All the records that follow need to be reproduced exactly. Omit the images.

-- BEGIN Provided data --

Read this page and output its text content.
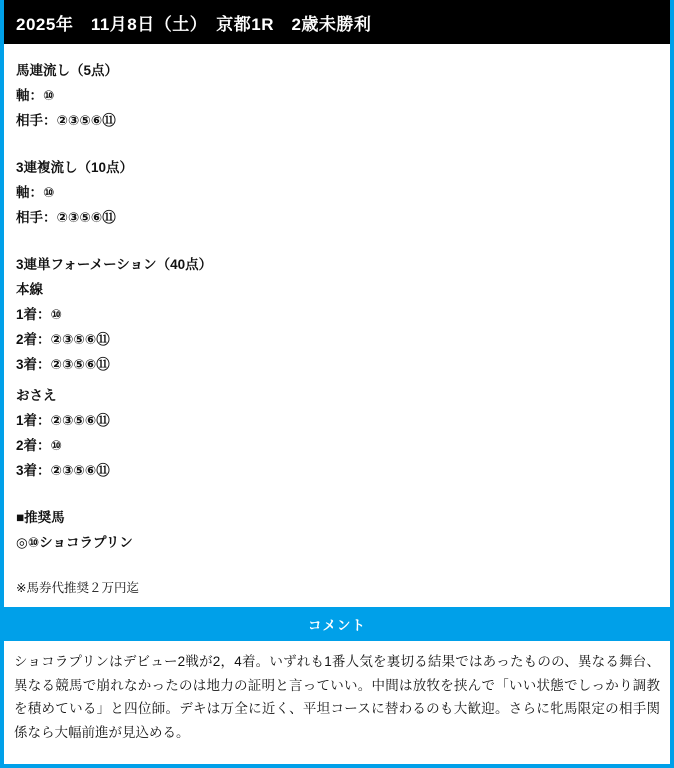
2025年　11月8日（土）　京都1R　2歳未勝利
馬連流し（5点）
軸：⑩
相手：②③⑤⑥⑪
3連複流し（10点）
軸：⑩
相手：②③⑤⑥⑪
3連単フォーメーション（40点）
本線
1着：⑩
2着：②③⑤⑥⑪
3着：②③⑤⑥⑪
おさえ
1着：②③⑤⑥⑪
2着：⑩
3着：②③⑤⑥⑪
■推奨馬
◎⑩ショコラプリン
※馬券代推奨２万円迄
コメント
ショコラプリンはデビュー2戦が2，4着。いずれも1番人気を裏切る結果ではあったものの、異なる舞台、異なる競馬で崩れなかったのは地力の証明と言っていい。中間は放牧を挟んで「いい状態でしっかり調教を積めている」と四位師。デキは万全に近く、平坦コースに替わるのも大歓迎。さらに牝馬限定の相手関係なら大幅前進が見込める。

-- END Provided data --

Worked answer:
Read this page and output its text content.
2025年　11月8日（土）　京都1R　2歳未勝利
馬連流し（5点）
軸：⑩
相手：②③⑤⑥⑪
3連複流し（10点）
軸：⑩
相手：②③⑤⑥⑪
3連単フォーメーション（40点）
本線
1着：⑩
2着：②③⑤⑥⑪
3着：②③⑤⑥⑪
おさえ
1着：②③⑤⑥⑪
2着：⑩
3着：②③⑤⑥⑪
■推奨馬
◎⑩ショコラプリン
※馬券代推奨２万円迄
コメント
ショコラプリンはデビュー2戦が2，4着。いずれも1番人気を裏切る結果ではあったものの、異なる舞台、異なる競馬で崩れなかったのは地力の証明と言っていい。中間は放牧を挟んで「いい状態でしっかり調教を積めている」と四位師。デキは万全に近く、平坦コースに替わるのも大歓迎。さらに牝馬限定の相手関係なら大幅前進が見込める。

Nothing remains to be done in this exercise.